### Set task
Your task is to transcribe all of the records exactly and leave out the pictures.

### Input data
_ _ _ _

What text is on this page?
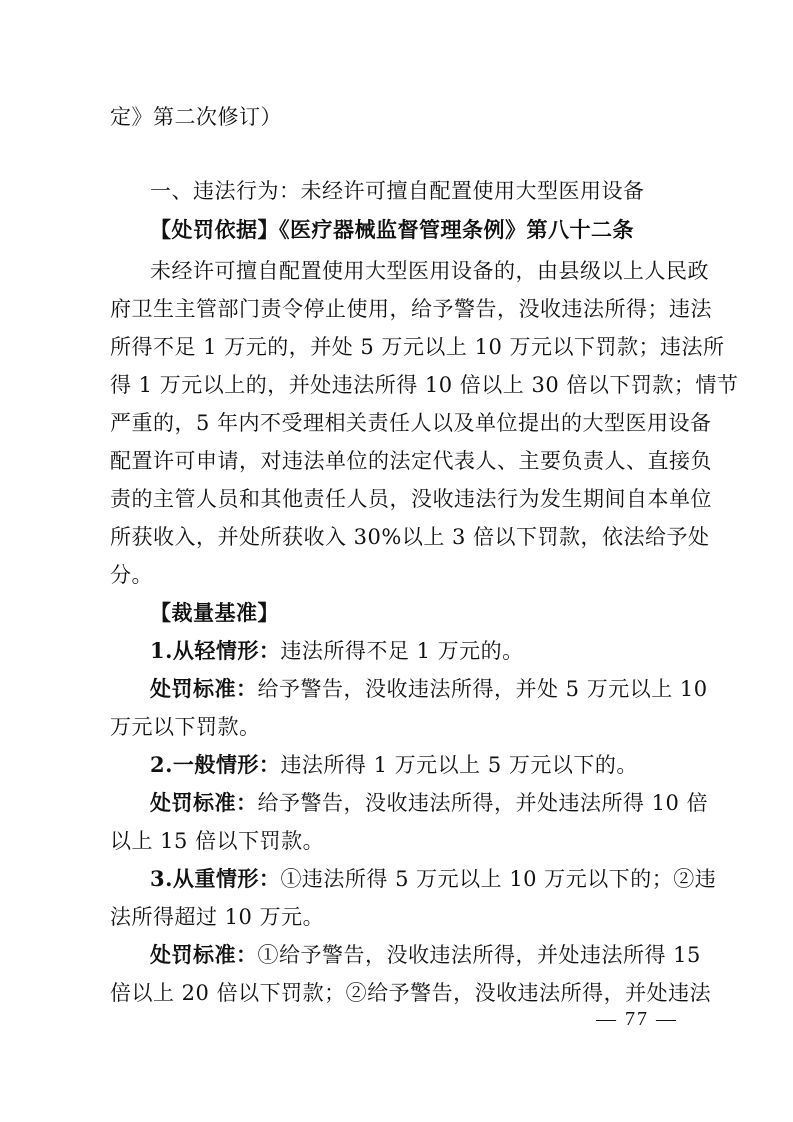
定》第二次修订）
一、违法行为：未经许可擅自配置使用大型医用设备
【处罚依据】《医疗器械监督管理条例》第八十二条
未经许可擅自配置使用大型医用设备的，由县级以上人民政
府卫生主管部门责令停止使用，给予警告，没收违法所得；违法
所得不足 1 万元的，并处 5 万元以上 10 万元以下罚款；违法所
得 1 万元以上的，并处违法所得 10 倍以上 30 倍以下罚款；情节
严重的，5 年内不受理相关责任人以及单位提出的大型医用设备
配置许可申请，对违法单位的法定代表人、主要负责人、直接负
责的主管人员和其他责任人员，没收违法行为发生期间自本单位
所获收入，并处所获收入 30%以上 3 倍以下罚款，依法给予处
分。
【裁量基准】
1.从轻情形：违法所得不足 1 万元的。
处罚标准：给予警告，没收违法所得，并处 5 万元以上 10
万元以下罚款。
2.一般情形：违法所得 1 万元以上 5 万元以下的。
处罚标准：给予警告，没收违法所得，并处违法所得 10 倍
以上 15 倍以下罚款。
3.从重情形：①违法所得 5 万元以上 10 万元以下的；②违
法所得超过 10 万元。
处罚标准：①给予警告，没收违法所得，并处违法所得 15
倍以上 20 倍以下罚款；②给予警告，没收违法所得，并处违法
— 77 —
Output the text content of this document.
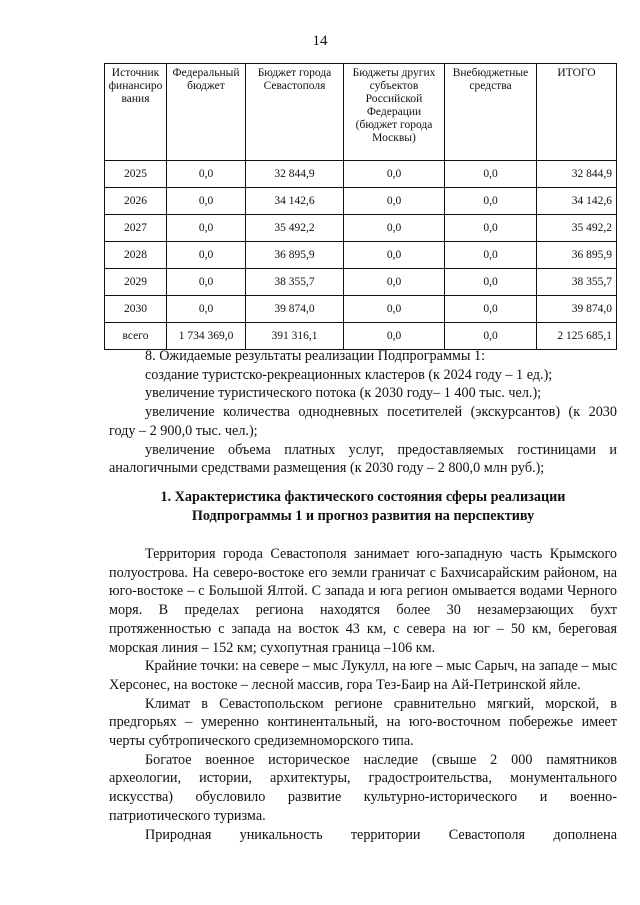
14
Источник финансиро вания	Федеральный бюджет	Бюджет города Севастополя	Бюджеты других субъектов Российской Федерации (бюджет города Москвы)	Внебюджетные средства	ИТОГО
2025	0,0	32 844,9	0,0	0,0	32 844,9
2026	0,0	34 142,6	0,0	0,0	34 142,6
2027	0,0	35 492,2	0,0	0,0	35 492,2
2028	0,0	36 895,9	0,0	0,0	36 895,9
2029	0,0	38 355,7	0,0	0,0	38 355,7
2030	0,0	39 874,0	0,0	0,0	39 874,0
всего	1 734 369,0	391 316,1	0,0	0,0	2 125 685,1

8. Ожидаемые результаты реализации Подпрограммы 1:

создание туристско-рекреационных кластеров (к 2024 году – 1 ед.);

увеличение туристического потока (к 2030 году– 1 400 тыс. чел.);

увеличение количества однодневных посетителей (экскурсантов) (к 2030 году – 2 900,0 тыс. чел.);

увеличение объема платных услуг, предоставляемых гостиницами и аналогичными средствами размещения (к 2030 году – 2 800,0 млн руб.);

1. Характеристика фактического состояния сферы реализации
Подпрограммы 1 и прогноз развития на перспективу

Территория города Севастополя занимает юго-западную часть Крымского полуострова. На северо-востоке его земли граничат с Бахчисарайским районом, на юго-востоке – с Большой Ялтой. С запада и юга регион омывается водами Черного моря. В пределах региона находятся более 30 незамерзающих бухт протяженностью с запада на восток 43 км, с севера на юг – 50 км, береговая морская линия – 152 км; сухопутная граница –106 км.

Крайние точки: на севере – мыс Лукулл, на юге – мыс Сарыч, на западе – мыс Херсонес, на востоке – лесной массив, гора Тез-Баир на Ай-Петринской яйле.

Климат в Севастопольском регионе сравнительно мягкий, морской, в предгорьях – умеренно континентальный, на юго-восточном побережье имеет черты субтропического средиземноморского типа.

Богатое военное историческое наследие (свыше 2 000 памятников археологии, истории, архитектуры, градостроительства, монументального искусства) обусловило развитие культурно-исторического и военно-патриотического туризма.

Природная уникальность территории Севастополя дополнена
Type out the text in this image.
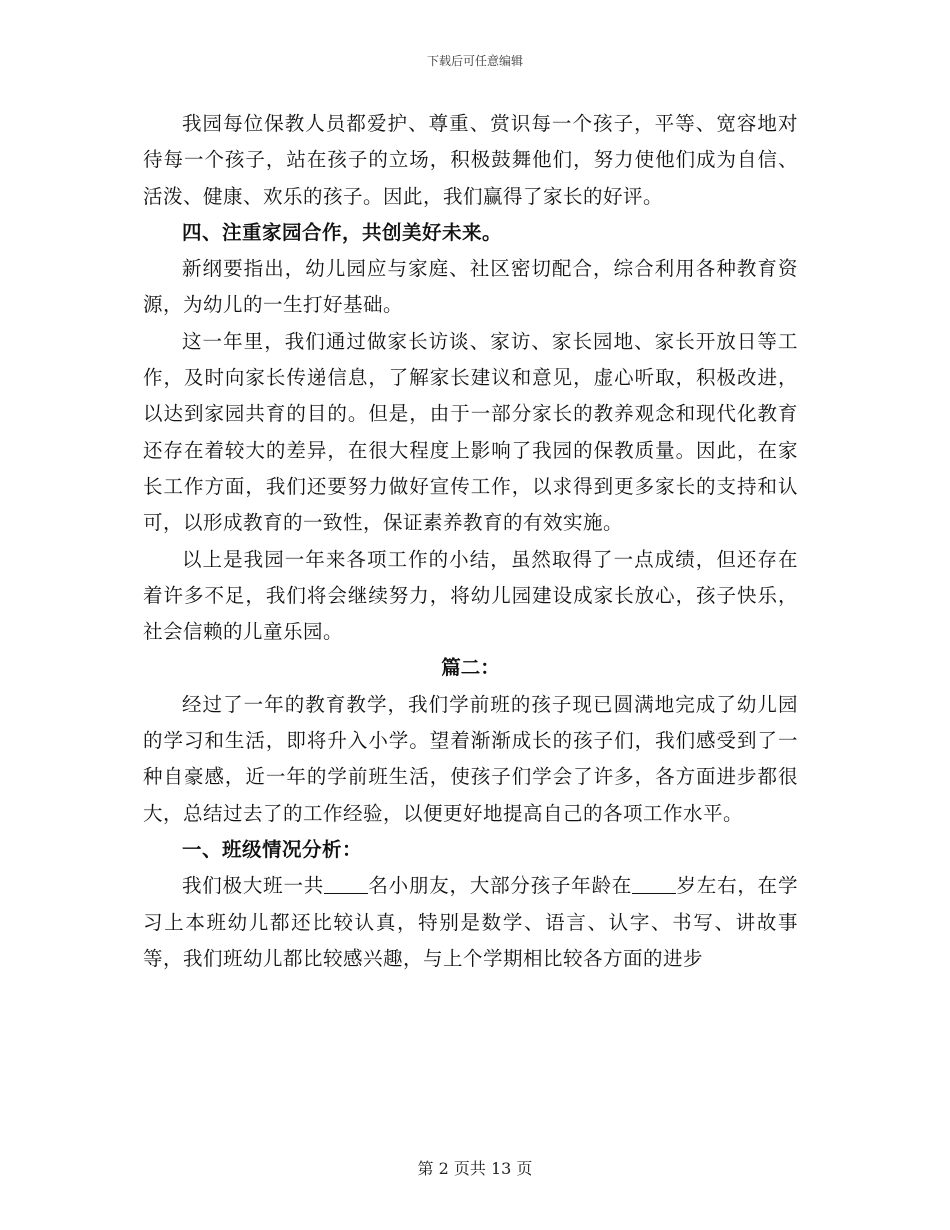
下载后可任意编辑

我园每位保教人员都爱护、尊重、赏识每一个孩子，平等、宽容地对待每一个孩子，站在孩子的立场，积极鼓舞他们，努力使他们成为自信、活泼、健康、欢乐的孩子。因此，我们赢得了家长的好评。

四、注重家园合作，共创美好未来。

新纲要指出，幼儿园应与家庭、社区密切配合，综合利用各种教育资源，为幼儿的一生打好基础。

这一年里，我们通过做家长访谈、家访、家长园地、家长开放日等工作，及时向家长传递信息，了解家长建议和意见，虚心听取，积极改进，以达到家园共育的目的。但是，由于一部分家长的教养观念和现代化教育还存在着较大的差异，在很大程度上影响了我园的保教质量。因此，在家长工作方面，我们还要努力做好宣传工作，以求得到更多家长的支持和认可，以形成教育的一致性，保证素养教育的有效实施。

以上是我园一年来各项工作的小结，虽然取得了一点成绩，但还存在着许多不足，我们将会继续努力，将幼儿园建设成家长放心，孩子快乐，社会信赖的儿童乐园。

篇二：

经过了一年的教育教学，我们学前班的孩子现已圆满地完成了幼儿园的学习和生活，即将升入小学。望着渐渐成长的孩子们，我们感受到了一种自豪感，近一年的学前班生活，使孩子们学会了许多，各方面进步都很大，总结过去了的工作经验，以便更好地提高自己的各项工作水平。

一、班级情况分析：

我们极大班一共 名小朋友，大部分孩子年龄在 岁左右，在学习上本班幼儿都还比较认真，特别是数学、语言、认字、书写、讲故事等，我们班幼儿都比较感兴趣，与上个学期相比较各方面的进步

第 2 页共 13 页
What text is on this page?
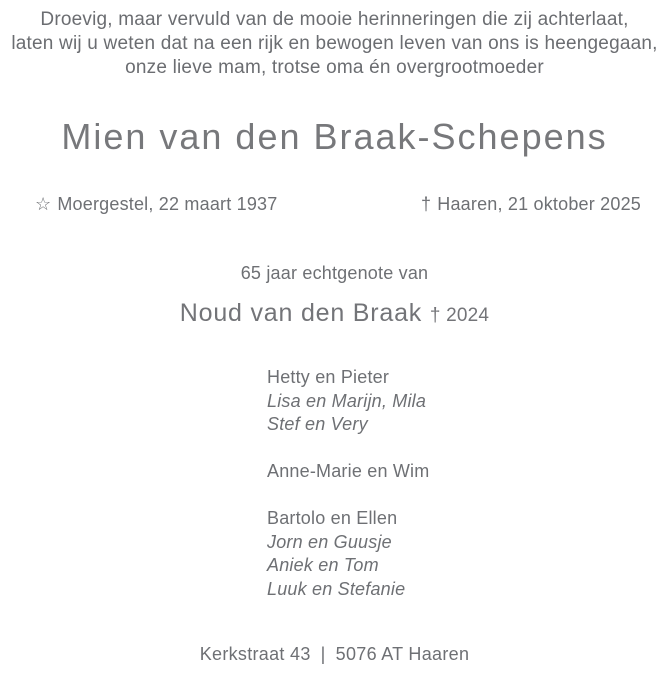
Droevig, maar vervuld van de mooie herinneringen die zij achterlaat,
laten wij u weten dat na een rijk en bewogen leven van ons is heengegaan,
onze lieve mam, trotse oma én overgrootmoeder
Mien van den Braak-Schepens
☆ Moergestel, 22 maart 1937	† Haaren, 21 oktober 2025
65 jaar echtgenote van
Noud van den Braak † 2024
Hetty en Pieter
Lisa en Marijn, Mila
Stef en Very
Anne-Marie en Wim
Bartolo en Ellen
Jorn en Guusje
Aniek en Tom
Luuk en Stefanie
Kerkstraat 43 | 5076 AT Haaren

_ _ _ _

### Finished answer
What text is on this page?
定》第二次修订）
一、违法行为：未经许可擅自配置使用大型医用设备
【处罚依据】《医疗器械监督管理条例》第八十二条
未经许可擅自配置使用大型医用设备的，由县级以上人民政
府卫生主管部门责令停止使用，给予警告，没收违法所得；违法
所得不足 1 万元的，并处 5 万元以上 10 万元以下罚款；违法所
得 1 万元以上的，并处违法所得 10 倍以上 30 倍以下罚款；情节
严重的，5 年内不受理相关责任人以及单位提出的大型医用设备
配置许可申请，对违法单位的法定代表人、主要负责人、直接负
责的主管人员和其他责任人员，没收违法行为发生期间自本单位
所获收入，并处所获收入 30%以上 3 倍以下罚款，依法给予处
分。
【裁量基准】
1.从轻情形：违法所得不足 1 万元的。
处罚标准：给予警告，没收违法所得，并处 5 万元以上 10
万元以下罚款。
2.一般情形：违法所得 1 万元以上 5 万元以下的。
处罚标准：给予警告，没收违法所得，并处违法所得 10 倍
以上 15 倍以下罚款。
3.从重情形：①违法所得 5 万元以上 10 万元以下的；②违
法所得超过 10 万元。
处罚标准：①给予警告，没收违法所得，并处违法所得 15
倍以上 20 倍以下罚款；②给予警告，没收违法所得，并处违法
— 77 —
Output the text content of this document.
14
Источник финансиро вания	Федеральный бюджет	Бюджет города Севастополя	Бюджеты других субъектов Российской Федерации (бюджет города Москвы)	Внебюджетные средства	ИТОГО
2025	0,0	32 844,9	0,0	0,0	32 844,9
2026	0,0	34 142,6	0,0	0,0	34 142,6
2027	0,0	35 492,2	0,0	0,0	35 492,2
2028	0,0	36 895,9	0,0	0,0	36 895,9
2029	0,0	38 355,7	0,0	0,0	38 355,7
2030	0,0	39 874,0	0,0	0,0	39 874,0
всего	1 734 369,0	391 316,1	0,0	0,0	2 125 685,1

8. Ожидаемые результаты реализации Подпрограммы 1:

создание туристско-рекреационных кластеров (к 2024 году – 1 ед.);

увеличение туристического потока (к 2030 году– 1 400 тыс. чел.);

увеличение количества однодневных посетителей (экскурсантов) (к 2030 году – 2 900,0 тыс. чел.);

увеличение объема платных услуг, предоставляемых гостиницами и аналогичными средствами размещения (к 2030 году – 2 800,0 млн руб.);

1. Характеристика фактического состояния сферы реализации
Подпрограммы 1 и прогноз развития на перспективу

Территория города Севастополя занимает юго-западную часть Крымского полуострова. На северо-востоке его земли граничат с Бахчисарайским районом, на юго-востоке – с Большой Ялтой. С запада и юга регион омывается водами Черного моря. В пределах региона находятся более 30 незамерзающих бухт протяженностью с запада на восток 43 км, с севера на юг – 50 км, береговая морская линия – 152 км; сухопутная граница –106 км.

Крайние точки: на севере – мыс Лукулл, на юге – мыс Сарыч, на западе – мыс Херсонес, на востоке – лесной массив, гора Тез-Баир на Ай-Петринской яйле.

Климат в Севастопольском регионе сравнительно мягкий, морской, в предгорьях – умеренно континентальный, на юго-восточном побережье имеет черты субтропического средиземноморского типа.

Богатое военное историческое наследие (свыше 2 000 памятников археологии, истории, архитектуры, градостроительства, монументального искусства) обусловило развитие культурно-исторического и военно-патриотического туризма.

Природная уникальность территории Севастополя дополнена
Type out the text in this image.
下载后可任意编辑

我园每位保教人员都爱护、尊重、赏识每一个孩子，平等、宽容地对待每一个孩子，站在孩子的立场，积极鼓舞他们，努力使他们成为自信、活泼、健康、欢乐的孩子。因此，我们赢得了家长的好评。

四、注重家园合作，共创美好未来。

新纲要指出，幼儿园应与家庭、社区密切配合，综合利用各种教育资源，为幼儿的一生打好基础。

这一年里，我们通过做家长访谈、家访、家长园地、家长开放日等工作，及时向家长传递信息，了解家长建议和意见，虚心听取，积极改进，以达到家园共育的目的。但是，由于一部分家长的教养观念和现代化教育还存在着较大的差异，在很大程度上影响了我园的保教质量。因此，在家长工作方面，我们还要努力做好宣传工作，以求得到更多家长的支持和认可，以形成教育的一致性，保证素养教育的有效实施。

以上是我园一年来各项工作的小结，虽然取得了一点成绩，但还存在着许多不足，我们将会继续努力，将幼儿园建设成家长放心，孩子快乐，社会信赖的儿童乐园。

篇二：

经过了一年的教育教学，我们学前班的孩子现已圆满地完成了幼儿园的学习和生活，即将升入小学。望着渐渐成长的孩子们，我们感受到了一种自豪感，近一年的学前班生活，使孩子们学会了许多，各方面进步都很大，总结过去了的工作经验，以便更好地提高自己的各项工作水平。

一、班级情况分析：

我们极大班一共 名小朋友，大部分孩子年龄在 岁左右，在学习上本班幼儿都还比较认真，特别是数学、语言、认字、书写、讲故事等，我们班幼儿都比较感兴趣，与上个学期相比较各方面的进步

第 2 页共 13 页
What text is on this page?
Droevig, maar vervuld van de mooie herinneringen die zij achterlaat,
laten wij u weten dat na een rijk en bewogen leven van ons is heengegaan,
onze lieve mam, trotse oma én overgrootmoeder
Mien van den Braak-Schepens
☆ Moergestel, 22 maart 1937	† Haaren, 21 oktober 2025
65 jaar echtgenote van
Noud van den Braak † 2024
Hetty en Pieter
Lisa en Marijn, Mila
Stef en Very
Anne-Marie en Wim
Bartolo en Ellen
Jorn en Guusje
Aniek en Tom
Luuk en Stefanie
Kerkstraat 43 | 5076 AT Haaren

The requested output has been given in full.